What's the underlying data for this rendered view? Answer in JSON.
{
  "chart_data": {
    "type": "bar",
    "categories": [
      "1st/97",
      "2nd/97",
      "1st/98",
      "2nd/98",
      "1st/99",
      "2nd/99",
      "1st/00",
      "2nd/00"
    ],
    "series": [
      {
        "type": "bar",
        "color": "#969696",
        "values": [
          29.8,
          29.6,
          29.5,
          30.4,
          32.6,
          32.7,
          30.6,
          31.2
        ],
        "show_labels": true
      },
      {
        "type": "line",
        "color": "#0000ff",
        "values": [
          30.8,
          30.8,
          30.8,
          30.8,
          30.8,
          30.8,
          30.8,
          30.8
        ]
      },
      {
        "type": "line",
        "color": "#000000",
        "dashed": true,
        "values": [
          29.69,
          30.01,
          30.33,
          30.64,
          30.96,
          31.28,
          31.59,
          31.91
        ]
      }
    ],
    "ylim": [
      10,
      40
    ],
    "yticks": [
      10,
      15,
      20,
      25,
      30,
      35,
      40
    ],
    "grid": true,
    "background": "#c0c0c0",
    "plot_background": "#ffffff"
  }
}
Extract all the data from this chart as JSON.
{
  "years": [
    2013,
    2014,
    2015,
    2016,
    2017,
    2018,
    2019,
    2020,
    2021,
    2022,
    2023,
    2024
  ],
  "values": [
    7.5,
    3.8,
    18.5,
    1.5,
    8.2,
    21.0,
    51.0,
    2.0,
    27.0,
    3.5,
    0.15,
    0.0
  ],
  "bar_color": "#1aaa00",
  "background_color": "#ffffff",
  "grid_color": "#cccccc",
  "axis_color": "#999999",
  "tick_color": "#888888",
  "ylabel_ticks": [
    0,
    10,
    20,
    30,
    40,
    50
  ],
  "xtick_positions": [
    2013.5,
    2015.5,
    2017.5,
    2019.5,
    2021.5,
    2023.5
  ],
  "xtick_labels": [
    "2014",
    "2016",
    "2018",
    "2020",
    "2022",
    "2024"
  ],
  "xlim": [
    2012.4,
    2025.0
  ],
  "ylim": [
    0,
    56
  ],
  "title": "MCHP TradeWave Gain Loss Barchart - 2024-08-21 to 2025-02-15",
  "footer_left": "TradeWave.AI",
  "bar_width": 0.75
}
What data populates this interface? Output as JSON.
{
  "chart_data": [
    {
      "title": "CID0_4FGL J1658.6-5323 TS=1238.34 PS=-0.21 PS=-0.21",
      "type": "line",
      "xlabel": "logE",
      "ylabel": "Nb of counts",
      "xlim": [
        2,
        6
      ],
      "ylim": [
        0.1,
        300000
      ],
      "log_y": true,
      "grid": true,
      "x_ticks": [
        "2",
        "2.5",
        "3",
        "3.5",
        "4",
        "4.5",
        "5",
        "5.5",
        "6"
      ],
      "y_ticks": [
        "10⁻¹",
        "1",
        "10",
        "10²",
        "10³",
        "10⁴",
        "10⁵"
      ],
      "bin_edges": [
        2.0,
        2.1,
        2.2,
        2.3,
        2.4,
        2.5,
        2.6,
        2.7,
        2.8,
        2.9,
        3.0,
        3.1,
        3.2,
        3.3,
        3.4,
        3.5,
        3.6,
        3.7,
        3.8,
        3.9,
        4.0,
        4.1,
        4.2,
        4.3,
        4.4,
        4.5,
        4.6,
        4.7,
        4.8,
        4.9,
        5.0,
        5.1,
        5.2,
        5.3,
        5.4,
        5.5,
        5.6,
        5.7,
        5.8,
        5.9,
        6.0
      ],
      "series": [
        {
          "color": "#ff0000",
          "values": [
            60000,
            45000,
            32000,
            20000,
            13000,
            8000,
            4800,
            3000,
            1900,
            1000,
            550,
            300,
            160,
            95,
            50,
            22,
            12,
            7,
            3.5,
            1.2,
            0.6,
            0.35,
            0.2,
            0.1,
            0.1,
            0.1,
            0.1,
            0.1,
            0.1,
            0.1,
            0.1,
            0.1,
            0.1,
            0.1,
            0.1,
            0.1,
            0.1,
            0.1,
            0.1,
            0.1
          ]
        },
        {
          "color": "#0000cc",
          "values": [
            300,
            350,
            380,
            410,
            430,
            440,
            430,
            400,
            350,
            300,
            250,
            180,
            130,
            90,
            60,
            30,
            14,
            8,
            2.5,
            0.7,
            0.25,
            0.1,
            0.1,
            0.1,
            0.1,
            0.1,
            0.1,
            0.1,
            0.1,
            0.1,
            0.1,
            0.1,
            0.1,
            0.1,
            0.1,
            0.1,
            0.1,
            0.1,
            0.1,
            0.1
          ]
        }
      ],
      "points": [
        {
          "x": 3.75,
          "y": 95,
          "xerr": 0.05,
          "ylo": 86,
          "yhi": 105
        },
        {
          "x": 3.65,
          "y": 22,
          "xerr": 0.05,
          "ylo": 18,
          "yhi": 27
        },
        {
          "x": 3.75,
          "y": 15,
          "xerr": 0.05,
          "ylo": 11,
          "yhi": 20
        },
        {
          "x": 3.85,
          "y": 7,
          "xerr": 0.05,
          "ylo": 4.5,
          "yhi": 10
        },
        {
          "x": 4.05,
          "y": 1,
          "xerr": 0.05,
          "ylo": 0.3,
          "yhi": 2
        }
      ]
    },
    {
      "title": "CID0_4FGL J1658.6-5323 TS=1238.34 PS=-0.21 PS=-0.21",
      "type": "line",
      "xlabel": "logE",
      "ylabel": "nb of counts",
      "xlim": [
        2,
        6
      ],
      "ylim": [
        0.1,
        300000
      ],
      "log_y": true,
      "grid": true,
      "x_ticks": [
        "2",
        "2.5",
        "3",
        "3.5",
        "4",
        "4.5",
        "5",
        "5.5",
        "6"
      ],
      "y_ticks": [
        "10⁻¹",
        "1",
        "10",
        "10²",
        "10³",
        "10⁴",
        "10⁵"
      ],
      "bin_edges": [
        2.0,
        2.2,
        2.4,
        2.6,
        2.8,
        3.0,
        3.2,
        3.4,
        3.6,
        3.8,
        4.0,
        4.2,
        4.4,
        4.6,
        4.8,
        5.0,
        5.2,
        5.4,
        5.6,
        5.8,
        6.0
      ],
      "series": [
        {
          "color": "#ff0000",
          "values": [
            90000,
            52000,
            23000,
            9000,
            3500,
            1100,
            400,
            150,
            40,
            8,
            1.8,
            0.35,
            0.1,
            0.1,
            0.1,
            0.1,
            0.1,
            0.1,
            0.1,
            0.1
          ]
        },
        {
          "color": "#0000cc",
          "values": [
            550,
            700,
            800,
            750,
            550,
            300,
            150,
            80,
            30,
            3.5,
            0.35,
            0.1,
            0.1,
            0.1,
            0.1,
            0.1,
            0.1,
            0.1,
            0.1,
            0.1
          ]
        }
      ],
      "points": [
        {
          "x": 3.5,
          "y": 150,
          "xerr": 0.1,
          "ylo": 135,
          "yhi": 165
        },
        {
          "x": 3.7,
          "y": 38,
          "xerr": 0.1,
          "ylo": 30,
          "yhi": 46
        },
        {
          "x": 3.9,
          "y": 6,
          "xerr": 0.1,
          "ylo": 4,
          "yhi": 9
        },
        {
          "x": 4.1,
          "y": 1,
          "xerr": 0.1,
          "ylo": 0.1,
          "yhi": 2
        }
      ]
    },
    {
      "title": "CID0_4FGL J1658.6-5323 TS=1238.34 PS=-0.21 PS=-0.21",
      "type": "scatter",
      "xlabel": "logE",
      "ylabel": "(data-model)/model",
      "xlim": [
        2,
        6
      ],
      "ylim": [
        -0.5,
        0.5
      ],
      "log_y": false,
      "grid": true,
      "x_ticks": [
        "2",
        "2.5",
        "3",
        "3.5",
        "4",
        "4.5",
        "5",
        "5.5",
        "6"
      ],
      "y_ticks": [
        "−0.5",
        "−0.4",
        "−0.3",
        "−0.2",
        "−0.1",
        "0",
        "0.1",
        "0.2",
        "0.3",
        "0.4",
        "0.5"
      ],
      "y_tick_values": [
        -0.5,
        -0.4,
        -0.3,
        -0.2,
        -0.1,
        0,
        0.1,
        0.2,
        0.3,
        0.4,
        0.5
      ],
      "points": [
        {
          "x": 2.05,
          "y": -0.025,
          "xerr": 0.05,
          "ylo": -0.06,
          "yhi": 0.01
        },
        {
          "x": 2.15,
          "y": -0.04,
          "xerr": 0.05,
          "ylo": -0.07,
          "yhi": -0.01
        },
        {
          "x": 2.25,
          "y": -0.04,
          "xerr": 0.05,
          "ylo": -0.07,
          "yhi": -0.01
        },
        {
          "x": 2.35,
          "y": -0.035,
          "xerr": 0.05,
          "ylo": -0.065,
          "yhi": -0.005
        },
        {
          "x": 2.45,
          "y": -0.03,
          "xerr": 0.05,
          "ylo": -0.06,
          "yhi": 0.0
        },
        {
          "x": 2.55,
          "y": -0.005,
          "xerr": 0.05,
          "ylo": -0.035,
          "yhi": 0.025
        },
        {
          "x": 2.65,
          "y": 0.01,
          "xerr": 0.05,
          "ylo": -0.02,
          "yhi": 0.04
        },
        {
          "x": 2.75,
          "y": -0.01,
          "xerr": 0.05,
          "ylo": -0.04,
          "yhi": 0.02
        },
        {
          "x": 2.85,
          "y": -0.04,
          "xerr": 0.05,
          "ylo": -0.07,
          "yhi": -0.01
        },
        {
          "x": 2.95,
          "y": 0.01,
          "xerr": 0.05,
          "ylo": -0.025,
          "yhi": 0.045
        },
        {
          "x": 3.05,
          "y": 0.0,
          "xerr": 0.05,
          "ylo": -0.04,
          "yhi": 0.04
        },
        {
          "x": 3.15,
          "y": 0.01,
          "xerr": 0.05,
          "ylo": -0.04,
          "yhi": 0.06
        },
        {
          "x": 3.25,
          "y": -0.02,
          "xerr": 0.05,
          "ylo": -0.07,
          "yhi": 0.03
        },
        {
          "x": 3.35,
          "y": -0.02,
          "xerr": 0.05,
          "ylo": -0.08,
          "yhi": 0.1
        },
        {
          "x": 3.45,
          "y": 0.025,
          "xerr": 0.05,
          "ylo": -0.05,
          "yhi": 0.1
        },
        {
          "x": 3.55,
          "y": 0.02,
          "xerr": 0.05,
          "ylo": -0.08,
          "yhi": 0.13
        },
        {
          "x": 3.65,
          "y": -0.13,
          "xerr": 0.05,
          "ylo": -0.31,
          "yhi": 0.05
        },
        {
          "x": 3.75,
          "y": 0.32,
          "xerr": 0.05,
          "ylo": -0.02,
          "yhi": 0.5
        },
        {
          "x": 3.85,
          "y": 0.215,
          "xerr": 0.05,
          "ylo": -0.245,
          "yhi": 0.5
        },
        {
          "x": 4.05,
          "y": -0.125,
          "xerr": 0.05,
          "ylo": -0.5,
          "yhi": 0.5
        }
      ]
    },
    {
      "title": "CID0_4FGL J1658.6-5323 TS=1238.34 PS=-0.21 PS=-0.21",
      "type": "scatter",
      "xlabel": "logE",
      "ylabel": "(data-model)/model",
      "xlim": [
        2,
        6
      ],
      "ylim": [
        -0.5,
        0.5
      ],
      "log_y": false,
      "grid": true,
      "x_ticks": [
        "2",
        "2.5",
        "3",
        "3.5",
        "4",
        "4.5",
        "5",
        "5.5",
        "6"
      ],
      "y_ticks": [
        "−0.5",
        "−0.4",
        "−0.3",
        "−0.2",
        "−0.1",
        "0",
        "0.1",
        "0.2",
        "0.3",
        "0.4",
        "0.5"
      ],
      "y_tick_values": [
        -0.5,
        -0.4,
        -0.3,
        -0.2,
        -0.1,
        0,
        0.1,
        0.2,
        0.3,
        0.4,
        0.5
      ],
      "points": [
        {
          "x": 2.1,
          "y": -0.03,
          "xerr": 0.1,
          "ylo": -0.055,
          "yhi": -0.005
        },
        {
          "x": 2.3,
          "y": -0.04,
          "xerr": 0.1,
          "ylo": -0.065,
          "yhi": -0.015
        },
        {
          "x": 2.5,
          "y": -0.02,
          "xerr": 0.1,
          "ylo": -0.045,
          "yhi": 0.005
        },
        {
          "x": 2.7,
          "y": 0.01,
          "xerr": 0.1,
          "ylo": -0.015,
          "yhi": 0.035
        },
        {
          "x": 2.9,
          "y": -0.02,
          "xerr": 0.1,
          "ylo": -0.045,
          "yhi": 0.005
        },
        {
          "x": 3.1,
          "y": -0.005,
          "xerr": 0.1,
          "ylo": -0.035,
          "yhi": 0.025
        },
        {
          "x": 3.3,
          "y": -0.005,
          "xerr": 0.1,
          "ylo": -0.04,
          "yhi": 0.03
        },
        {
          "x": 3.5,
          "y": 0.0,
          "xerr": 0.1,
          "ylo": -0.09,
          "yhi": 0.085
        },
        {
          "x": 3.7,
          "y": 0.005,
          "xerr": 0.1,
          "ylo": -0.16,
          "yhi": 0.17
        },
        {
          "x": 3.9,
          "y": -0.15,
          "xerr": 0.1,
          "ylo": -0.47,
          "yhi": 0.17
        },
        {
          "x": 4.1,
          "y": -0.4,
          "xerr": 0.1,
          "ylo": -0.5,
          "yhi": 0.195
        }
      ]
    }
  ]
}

- **INSTRUCTION**:
Single out each line of the records above with the string "counts" in it, and copy it.

- **EXERCISE RESPONSE**:
      "ylabel": "Nb of counts",
      "ylabel": "nb of counts",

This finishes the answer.